+++ RECORDS TO PROCESS +++

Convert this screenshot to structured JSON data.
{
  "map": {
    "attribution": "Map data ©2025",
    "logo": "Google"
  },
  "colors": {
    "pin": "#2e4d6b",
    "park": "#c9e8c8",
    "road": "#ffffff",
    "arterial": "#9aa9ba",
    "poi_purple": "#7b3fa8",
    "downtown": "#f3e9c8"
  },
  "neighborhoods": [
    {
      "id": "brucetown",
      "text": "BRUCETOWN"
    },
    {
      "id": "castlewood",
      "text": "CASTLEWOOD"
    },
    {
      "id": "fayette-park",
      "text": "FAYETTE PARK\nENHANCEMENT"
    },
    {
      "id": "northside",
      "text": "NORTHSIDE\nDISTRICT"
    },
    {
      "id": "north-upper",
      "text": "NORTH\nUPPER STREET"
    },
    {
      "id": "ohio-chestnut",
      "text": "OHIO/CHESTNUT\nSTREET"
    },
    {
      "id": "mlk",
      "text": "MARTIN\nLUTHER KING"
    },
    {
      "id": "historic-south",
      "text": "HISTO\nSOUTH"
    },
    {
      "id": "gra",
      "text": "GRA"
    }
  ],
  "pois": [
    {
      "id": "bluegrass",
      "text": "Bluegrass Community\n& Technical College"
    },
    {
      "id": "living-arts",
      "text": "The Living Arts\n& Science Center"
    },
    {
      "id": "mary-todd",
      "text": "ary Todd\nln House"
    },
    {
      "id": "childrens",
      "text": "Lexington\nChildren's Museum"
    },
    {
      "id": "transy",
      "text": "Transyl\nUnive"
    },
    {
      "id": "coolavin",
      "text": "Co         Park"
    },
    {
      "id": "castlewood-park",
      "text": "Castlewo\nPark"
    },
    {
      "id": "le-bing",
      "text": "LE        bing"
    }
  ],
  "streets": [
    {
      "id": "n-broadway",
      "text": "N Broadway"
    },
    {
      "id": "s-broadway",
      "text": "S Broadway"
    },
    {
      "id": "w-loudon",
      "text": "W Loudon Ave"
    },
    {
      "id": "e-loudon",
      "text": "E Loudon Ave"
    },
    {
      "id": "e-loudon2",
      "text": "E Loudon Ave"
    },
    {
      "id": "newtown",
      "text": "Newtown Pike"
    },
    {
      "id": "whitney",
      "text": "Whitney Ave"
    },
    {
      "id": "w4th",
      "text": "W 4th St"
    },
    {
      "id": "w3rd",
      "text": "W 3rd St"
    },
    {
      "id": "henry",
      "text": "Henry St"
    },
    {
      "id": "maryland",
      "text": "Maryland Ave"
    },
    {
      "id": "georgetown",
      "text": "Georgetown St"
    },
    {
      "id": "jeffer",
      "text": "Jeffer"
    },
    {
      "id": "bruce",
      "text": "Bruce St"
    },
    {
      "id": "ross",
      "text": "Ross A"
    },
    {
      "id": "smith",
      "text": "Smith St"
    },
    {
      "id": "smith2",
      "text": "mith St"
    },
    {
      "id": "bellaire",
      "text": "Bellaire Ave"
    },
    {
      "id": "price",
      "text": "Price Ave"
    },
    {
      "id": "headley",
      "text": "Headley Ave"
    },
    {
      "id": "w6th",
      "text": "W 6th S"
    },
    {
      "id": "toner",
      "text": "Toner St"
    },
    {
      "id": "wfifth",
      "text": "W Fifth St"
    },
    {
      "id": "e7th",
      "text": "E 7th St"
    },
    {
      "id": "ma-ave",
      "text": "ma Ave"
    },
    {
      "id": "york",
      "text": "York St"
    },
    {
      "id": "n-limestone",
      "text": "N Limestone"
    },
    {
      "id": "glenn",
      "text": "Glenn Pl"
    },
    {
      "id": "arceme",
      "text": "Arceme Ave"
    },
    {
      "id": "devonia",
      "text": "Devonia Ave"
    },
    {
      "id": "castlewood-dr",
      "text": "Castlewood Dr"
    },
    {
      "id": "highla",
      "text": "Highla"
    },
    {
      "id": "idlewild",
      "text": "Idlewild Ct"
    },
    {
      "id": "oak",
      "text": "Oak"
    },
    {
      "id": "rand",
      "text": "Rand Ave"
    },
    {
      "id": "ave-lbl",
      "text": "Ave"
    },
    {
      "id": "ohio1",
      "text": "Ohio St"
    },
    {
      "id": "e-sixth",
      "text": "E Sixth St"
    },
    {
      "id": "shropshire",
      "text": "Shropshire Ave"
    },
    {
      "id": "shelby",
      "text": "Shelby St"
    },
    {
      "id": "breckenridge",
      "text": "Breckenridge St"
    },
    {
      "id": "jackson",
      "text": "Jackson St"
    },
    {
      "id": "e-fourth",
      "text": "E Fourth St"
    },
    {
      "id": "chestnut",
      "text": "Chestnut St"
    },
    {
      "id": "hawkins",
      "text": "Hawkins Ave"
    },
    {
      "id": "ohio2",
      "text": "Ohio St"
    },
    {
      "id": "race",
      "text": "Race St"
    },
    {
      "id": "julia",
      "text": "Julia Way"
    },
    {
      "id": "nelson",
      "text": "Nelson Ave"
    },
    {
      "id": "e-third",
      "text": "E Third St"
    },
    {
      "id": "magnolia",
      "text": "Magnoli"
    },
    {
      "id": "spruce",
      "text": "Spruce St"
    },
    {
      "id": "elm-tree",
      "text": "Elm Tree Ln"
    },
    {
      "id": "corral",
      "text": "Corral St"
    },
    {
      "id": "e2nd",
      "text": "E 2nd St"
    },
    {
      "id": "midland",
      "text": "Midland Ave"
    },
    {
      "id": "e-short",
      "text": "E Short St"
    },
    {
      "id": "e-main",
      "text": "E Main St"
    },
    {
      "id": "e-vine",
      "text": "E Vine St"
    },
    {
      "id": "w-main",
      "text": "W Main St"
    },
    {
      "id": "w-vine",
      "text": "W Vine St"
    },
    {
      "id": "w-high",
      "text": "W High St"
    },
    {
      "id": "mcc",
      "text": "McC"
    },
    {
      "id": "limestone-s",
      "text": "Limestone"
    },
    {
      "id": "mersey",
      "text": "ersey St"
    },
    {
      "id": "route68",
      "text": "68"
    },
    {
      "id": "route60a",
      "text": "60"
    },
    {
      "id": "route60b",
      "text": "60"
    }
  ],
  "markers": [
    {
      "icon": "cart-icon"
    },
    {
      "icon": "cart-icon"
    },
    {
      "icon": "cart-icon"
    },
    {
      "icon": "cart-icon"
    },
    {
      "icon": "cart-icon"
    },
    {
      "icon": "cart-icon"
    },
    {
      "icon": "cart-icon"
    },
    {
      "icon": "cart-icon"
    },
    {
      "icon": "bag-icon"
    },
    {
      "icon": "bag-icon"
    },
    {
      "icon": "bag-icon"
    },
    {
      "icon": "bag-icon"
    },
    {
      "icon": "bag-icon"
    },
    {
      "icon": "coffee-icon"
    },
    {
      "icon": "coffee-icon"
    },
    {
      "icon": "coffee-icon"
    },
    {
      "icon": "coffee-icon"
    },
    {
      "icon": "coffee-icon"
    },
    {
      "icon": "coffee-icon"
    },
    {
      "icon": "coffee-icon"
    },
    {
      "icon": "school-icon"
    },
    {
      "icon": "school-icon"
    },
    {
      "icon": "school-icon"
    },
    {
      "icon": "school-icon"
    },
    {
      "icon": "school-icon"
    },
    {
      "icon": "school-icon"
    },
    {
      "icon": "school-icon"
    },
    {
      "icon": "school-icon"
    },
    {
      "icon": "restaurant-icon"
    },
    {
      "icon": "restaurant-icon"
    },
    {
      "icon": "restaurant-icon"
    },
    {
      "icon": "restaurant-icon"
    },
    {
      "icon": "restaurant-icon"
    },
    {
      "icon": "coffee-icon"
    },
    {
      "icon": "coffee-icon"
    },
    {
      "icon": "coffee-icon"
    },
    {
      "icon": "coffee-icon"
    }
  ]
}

+++

_TASK TO CARRY OUT_. Show all lines above holding "data".

_EXERCISE RESULT_.
Convert this screenshot to structured JSON data.
    "attribution": "Map data ©2025",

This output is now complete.